Data extracted from a collection:
++++++++++

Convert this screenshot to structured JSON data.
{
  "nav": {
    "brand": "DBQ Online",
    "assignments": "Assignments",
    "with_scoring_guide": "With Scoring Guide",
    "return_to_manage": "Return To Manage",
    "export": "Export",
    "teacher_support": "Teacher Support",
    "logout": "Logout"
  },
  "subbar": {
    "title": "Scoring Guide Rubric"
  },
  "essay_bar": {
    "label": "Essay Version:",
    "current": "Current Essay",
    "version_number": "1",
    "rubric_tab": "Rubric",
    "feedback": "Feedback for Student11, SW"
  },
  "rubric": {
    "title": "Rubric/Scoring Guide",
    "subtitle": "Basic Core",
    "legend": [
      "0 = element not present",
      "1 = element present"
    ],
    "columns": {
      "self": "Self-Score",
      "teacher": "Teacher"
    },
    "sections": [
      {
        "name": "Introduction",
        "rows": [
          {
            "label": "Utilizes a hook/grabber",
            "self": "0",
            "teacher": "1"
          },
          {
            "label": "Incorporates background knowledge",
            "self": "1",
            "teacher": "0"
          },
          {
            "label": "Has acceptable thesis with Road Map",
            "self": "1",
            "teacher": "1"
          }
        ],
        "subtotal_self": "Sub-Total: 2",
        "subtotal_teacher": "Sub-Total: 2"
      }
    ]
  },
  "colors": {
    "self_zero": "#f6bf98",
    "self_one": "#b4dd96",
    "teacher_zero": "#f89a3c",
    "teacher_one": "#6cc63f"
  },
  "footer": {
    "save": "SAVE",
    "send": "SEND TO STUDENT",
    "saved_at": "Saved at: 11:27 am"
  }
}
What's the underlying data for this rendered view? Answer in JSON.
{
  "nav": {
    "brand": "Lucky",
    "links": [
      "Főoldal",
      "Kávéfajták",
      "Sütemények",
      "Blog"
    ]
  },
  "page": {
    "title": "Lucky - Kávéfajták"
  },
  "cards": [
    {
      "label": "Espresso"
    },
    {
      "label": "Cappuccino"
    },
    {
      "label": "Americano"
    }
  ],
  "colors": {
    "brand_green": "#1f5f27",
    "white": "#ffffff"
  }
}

++++++++++

## Problem
Leave out every line without the string "Scoring" and copy the rest.

## Task result
    "with_scoring_guide": "With Scoring Guide",
    "title": "Scoring Guide Rubric"
    "title": "Rubric/Scoring Guide",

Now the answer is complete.